*PROMPT:*
The data below must be copied in full and without any change.

* begin *

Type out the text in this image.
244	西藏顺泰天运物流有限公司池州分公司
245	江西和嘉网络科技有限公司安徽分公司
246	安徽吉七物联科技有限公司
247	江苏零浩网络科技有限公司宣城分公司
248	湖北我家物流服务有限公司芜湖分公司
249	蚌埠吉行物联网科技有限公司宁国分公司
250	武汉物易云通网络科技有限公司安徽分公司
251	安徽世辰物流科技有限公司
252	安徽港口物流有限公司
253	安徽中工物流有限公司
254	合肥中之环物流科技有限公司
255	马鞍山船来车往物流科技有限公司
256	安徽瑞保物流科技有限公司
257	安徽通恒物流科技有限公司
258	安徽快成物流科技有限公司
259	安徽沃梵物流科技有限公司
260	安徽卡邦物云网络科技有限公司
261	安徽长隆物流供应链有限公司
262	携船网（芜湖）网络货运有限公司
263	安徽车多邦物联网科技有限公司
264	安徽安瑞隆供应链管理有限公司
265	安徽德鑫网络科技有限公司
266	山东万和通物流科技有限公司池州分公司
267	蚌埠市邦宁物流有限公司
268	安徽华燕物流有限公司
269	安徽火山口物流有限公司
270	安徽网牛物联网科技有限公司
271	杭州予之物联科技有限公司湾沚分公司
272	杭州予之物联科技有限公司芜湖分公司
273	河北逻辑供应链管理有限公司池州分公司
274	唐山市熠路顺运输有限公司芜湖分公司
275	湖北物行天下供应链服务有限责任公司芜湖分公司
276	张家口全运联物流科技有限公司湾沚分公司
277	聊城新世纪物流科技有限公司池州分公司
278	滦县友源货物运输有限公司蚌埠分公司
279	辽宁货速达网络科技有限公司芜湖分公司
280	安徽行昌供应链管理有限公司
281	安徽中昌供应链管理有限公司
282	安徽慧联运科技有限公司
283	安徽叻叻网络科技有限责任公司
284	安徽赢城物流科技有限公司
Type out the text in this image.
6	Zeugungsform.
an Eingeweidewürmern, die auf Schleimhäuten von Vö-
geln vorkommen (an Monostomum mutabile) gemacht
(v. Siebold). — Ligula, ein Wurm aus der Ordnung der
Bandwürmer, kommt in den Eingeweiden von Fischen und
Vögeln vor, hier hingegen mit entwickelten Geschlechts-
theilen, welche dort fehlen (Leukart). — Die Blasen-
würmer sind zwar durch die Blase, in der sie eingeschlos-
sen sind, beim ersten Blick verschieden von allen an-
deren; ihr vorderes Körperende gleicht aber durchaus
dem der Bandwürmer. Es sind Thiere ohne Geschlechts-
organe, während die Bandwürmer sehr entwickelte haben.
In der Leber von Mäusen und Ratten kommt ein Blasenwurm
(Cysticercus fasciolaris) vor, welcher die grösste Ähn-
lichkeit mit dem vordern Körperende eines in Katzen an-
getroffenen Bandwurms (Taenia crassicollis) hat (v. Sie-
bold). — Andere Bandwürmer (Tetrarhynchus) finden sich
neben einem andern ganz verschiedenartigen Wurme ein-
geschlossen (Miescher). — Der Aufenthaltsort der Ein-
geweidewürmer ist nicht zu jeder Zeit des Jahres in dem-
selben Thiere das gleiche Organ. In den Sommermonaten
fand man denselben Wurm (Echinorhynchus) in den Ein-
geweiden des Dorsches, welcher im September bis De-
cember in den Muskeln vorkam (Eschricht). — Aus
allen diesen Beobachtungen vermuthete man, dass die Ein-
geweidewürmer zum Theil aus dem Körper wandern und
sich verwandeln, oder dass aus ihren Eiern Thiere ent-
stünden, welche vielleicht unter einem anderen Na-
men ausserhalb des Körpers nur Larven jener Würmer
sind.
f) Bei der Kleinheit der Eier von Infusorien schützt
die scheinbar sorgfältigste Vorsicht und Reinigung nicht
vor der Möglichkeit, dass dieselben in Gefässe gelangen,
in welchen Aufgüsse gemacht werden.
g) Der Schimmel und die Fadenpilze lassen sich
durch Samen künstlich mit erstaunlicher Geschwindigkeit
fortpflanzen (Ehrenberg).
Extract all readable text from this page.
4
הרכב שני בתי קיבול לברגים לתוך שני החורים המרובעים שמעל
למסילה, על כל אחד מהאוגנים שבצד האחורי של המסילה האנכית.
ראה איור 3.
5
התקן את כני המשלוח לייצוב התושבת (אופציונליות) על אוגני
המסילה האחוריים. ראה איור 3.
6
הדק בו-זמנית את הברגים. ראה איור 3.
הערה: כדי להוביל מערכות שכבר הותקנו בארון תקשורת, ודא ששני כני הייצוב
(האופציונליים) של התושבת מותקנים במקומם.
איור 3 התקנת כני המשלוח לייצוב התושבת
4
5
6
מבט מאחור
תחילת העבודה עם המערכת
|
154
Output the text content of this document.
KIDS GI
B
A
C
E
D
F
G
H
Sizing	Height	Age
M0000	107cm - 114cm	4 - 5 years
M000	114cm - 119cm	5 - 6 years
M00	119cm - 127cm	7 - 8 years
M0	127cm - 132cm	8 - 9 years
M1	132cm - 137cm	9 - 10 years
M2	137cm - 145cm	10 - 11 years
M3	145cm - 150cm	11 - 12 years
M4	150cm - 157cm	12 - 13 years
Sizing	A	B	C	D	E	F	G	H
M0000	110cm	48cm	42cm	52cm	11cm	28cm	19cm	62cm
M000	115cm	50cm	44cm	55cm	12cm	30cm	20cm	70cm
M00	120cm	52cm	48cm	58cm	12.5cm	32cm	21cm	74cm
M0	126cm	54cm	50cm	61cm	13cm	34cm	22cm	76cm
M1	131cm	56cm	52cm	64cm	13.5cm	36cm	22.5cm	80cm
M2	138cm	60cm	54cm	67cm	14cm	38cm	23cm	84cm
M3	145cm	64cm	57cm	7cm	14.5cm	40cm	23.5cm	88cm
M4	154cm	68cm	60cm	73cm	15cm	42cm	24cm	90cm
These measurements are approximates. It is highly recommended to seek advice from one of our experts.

* end *

*OUTPUT:*
Type out the text in this image.
244	西藏顺泰天运物流有限公司池州分公司
245	江西和嘉网络科技有限公司安徽分公司
246	安徽吉七物联科技有限公司
247	江苏零浩网络科技有限公司宣城分公司
248	湖北我家物流服务有限公司芜湖分公司
249	蚌埠吉行物联网科技有限公司宁国分公司
250	武汉物易云通网络科技有限公司安徽分公司
251	安徽世辰物流科技有限公司
252	安徽港口物流有限公司
253	安徽中工物流有限公司
254	合肥中之环物流科技有限公司
255	马鞍山船来车往物流科技有限公司
256	安徽瑞保物流科技有限公司
257	安徽通恒物流科技有限公司
258	安徽快成物流科技有限公司
259	安徽沃梵物流科技有限公司
260	安徽卡邦物云网络科技有限公司
261	安徽长隆物流供应链有限公司
262	携船网（芜湖）网络货运有限公司
263	安徽车多邦物联网科技有限公司
264	安徽安瑞隆供应链管理有限公司
265	安徽德鑫网络科技有限公司
266	山东万和通物流科技有限公司池州分公司
267	蚌埠市邦宁物流有限公司
268	安徽华燕物流有限公司
269	安徽火山口物流有限公司
270	安徽网牛物联网科技有限公司
271	杭州予之物联科技有限公司湾沚分公司
272	杭州予之物联科技有限公司芜湖分公司
273	河北逻辑供应链管理有限公司池州分公司
274	唐山市熠路顺运输有限公司芜湖分公司
275	湖北物行天下供应链服务有限责任公司芜湖分公司
276	张家口全运联物流科技有限公司湾沚分公司
277	聊城新世纪物流科技有限公司池州分公司
278	滦县友源货物运输有限公司蚌埠分公司
279	辽宁货速达网络科技有限公司芜湖分公司
280	安徽行昌供应链管理有限公司
281	安徽中昌供应链管理有限公司
282	安徽慧联运科技有限公司
283	安徽叻叻网络科技有限责任公司
284	安徽赢城物流科技有限公司
Type out the text in this image.
6	Zeugungsform.
an Eingeweidewürmern, die auf Schleimhäuten von Vö-
geln vorkommen (an Monostomum mutabile) gemacht
(v. Siebold). — Ligula, ein Wurm aus der Ordnung der
Bandwürmer, kommt in den Eingeweiden von Fischen und
Vögeln vor, hier hingegen mit entwickelten Geschlechts-
theilen, welche dort fehlen (Leukart). — Die Blasen-
würmer sind zwar durch die Blase, in der sie eingeschlos-
sen sind, beim ersten Blick verschieden von allen an-
deren; ihr vorderes Körperende gleicht aber durchaus
dem der Bandwürmer. Es sind Thiere ohne Geschlechts-
organe, während die Bandwürmer sehr entwickelte haben.
In der Leber von Mäusen und Ratten kommt ein Blasenwurm
(Cysticercus fasciolaris) vor, welcher die grösste Ähn-
lichkeit mit dem vordern Körperende eines in Katzen an-
getroffenen Bandwurms (Taenia crassicollis) hat (v. Sie-
bold). — Andere Bandwürmer (Tetrarhynchus) finden sich
neben einem andern ganz verschiedenartigen Wurme ein-
geschlossen (Miescher). — Der Aufenthaltsort der Ein-
geweidewürmer ist nicht zu jeder Zeit des Jahres in dem-
selben Thiere das gleiche Organ. In den Sommermonaten
fand man denselben Wurm (Echinorhynchus) in den Ein-
geweiden des Dorsches, welcher im September bis De-
cember in den Muskeln vorkam (Eschricht). — Aus
allen diesen Beobachtungen vermuthete man, dass die Ein-
geweidewürmer zum Theil aus dem Körper wandern und
sich verwandeln, oder dass aus ihren Eiern Thiere ent-
stünden, welche vielleicht unter einem anderen Na-
men ausserhalb des Körpers nur Larven jener Würmer
sind.
f) Bei der Kleinheit der Eier von Infusorien schützt
die scheinbar sorgfältigste Vorsicht und Reinigung nicht
vor der Möglichkeit, dass dieselben in Gefässe gelangen,
in welchen Aufgüsse gemacht werden.
g) Der Schimmel und die Fadenpilze lassen sich
durch Samen künstlich mit erstaunlicher Geschwindigkeit
fortpflanzen (Ehrenberg).
Extract all readable text from this page.
4
הרכב שני בתי קיבול לברגים לתוך שני החורים המרובעים שמעל
למסילה, על כל אחד מהאוגנים שבצד האחורי של המסילה האנכית.
ראה איור 3.
5
התקן את כני המשלוח לייצוב התושבת (אופציונליות) על אוגני
המסילה האחוריים. ראה איור 3.
6
הדק בו-זמנית את הברגים. ראה איור 3.
הערה: כדי להוביל מערכות שכבר הותקנו בארון תקשורת, ודא ששני כני הייצוב
(האופציונליים) של התושבת מותקנים במקומם.
איור 3 התקנת כני המשלוח לייצוב התושבת
4
5
6
מבט מאחור
תחילת העבודה עם המערכת
|
154
Output the text content of this document.
KIDS GI
B
A
C
E
D
F
G
H
Sizing	Height	Age
M0000	107cm - 114cm	4 - 5 years
M000	114cm - 119cm	5 - 6 years
M00	119cm - 127cm	7 - 8 years
M0	127cm - 132cm	8 - 9 years
M1	132cm - 137cm	9 - 10 years
M2	137cm - 145cm	10 - 11 years
M3	145cm - 150cm	11 - 12 years
M4	150cm - 157cm	12 - 13 years
Sizing	A	B	C	D	E	F	G	H
M0000	110cm	48cm	42cm	52cm	11cm	28cm	19cm	62cm
M000	115cm	50cm	44cm	55cm	12cm	30cm	20cm	70cm
M00	120cm	52cm	48cm	58cm	12.5cm	32cm	21cm	74cm
M0	126cm	54cm	50cm	61cm	13cm	34cm	22cm	76cm
M1	131cm	56cm	52cm	64cm	13.5cm	36cm	22.5cm	80cm
M2	138cm	60cm	54cm	67cm	14cm	38cm	23cm	84cm
M3	145cm	64cm	57cm	7cm	14.5cm	40cm	23.5cm	88cm
M4	154cm	68cm	60cm	73cm	15cm	42cm	24cm	90cm
These measurements are approximates. It is highly recommended to seek advice from one of our experts.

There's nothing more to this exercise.